→ TASK BRIEF: Can you copy out every line of the listing below word for word, omitting the pictures?

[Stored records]
** begin **

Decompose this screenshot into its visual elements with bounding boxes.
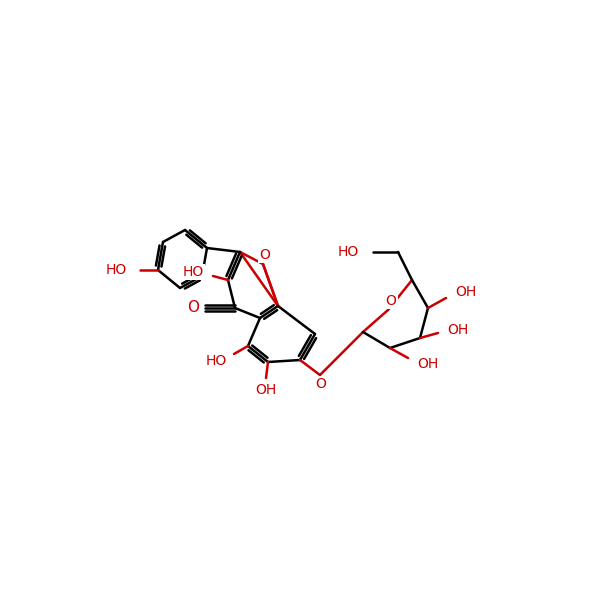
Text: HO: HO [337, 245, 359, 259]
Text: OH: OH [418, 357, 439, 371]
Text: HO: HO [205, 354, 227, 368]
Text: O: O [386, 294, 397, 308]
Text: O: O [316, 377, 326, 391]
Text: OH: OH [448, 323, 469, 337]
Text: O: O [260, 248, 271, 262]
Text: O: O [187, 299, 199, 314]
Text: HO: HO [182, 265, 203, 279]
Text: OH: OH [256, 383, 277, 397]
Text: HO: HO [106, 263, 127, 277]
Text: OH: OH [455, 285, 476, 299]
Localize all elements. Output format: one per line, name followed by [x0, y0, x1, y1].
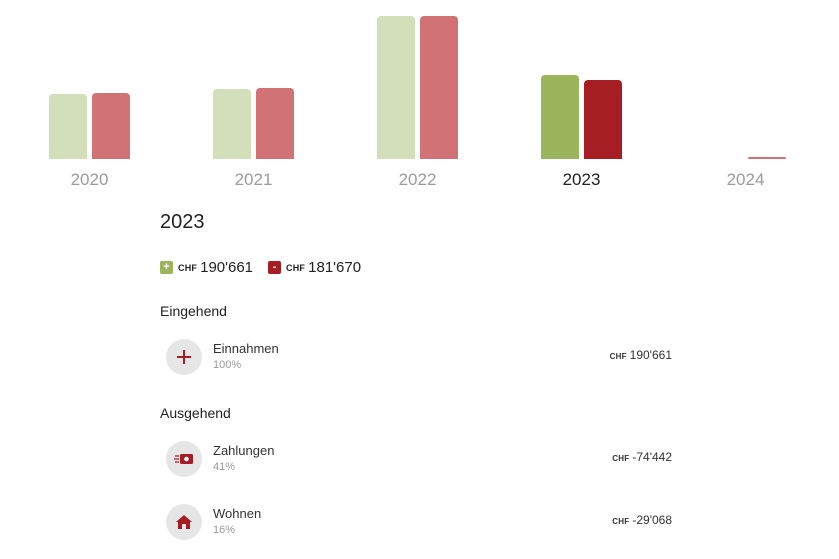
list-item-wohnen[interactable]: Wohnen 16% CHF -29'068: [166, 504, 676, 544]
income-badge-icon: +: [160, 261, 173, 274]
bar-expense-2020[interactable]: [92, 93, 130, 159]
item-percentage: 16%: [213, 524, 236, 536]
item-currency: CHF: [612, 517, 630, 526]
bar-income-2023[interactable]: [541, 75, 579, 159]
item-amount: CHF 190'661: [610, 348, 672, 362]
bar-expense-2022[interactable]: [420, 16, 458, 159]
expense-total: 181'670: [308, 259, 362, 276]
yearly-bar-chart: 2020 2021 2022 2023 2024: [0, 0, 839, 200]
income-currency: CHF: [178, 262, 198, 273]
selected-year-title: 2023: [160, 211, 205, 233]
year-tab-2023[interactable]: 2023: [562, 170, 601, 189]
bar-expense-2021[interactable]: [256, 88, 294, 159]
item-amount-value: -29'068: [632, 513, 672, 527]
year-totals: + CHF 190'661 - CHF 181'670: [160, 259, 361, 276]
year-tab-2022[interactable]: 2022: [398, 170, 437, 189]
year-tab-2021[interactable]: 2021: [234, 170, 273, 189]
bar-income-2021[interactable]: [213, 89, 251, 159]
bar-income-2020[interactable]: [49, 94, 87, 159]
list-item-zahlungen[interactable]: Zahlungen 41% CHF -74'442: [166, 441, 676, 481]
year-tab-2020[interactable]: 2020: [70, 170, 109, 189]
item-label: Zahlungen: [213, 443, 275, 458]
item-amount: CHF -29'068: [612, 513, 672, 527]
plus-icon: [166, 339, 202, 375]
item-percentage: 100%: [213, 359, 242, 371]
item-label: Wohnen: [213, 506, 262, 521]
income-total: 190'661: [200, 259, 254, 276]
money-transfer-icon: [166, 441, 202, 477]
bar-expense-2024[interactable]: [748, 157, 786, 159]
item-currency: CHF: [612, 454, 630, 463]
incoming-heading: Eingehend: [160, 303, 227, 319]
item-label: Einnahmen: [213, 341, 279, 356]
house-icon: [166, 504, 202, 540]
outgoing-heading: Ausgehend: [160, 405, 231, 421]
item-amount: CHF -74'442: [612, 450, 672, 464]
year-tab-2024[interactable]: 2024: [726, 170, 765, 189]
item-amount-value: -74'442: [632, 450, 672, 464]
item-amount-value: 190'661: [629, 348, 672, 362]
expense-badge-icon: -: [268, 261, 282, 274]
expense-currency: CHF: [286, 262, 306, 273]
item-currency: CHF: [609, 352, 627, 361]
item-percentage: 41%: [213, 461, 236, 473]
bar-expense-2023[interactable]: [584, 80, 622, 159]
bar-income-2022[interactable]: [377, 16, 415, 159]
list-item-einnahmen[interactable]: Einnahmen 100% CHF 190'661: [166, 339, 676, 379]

** end **

→ SOLUTION TO THIS PROBLEM:
Decompose this screenshot into its visual elements with bounding boxes.
Text: HO: HO [337, 245, 359, 259]
Text: OH: OH [418, 357, 439, 371]
Text: HO: HO [205, 354, 227, 368]
Text: O: O [386, 294, 397, 308]
Text: O: O [316, 377, 326, 391]
Text: OH: OH [448, 323, 469, 337]
Text: O: O [260, 248, 271, 262]
Text: O: O [187, 299, 199, 314]
Text: HO: HO [182, 265, 203, 279]
Text: OH: OH [256, 383, 277, 397]
Text: HO: HO [106, 263, 127, 277]
Text: OH: OH [455, 285, 476, 299]
Localize all elements. Output format: one per line, name followed by [x0, y0, x1, y1].
list-item-wohnen[interactable]: Wohnen 16% CHF -29'068: [166, 504, 676, 544]
income-badge-icon: +: [160, 261, 173, 274]
bar-expense-2020[interactable]: [92, 93, 130, 159]
item-percentage: 16%: [213, 524, 236, 536]
item-currency: CHF: [612, 517, 630, 526]
bar-income-2023[interactable]: [541, 75, 579, 159]
item-amount: CHF 190'661: [610, 348, 672, 362]
bar-expense-2022[interactable]: [420, 16, 458, 159]
expense-total: 181'670: [308, 259, 362, 276]
yearly-bar-chart: 2020 2021 2022 2023 2024: [0, 0, 839, 200]
income-currency: CHF: [178, 262, 198, 273]
selected-year-title: 2023: [160, 211, 205, 233]
year-tab-2023[interactable]: 2023: [562, 170, 601, 189]
bar-expense-2021[interactable]: [256, 88, 294, 159]
item-amount-value: -29'068: [632, 513, 672, 527]
year-totals: + CHF 190'661 - CHF 181'670: [160, 259, 361, 276]
year-tab-2022[interactable]: 2022: [398, 170, 437, 189]
year-tab-2021[interactable]: 2021: [234, 170, 273, 189]
bar-income-2021[interactable]: [213, 89, 251, 159]
bar-income-2020[interactable]: [49, 94, 87, 159]
list-item-zahlungen[interactable]: Zahlungen 41% CHF -74'442: [166, 441, 676, 481]
year-tab-2020[interactable]: 2020: [70, 170, 109, 189]
item-label: Zahlungen: [213, 443, 275, 458]
item-amount: CHF -29'068: [612, 513, 672, 527]
plus-icon: [166, 339, 202, 375]
item-percentage: 100%: [213, 359, 242, 371]
item-label: Wohnen: [213, 506, 262, 521]
income-total: 190'661: [200, 259, 254, 276]
money-transfer-icon: [166, 441, 202, 477]
bar-expense-2024[interactable]: [748, 157, 786, 159]
item-currency: CHF: [612, 454, 630, 463]
incoming-heading: Eingehend: [160, 303, 227, 319]
item-label: Einnahmen: [213, 341, 279, 356]
house-icon: [166, 504, 202, 540]
outgoing-heading: Ausgehend: [160, 405, 231, 421]
item-amount: CHF -74'442: [612, 450, 672, 464]
year-tab-2024[interactable]: 2024: [726, 170, 765, 189]
item-amount-value: -74'442: [632, 450, 672, 464]
item-amount-value: 190'661: [629, 348, 672, 362]
expense-badge-icon: -: [268, 261, 282, 274]
expense-currency: CHF: [286, 262, 306, 273]
item-currency: CHF: [609, 352, 627, 361]
item-percentage: 41%: [213, 461, 236, 473]
bar-expense-2023[interactable]: [584, 80, 622, 159]
bar-income-2022[interactable]: [377, 16, 415, 159]
list-item-einnahmen[interactable]: Einnahmen 100% CHF 190'661: [166, 339, 676, 379]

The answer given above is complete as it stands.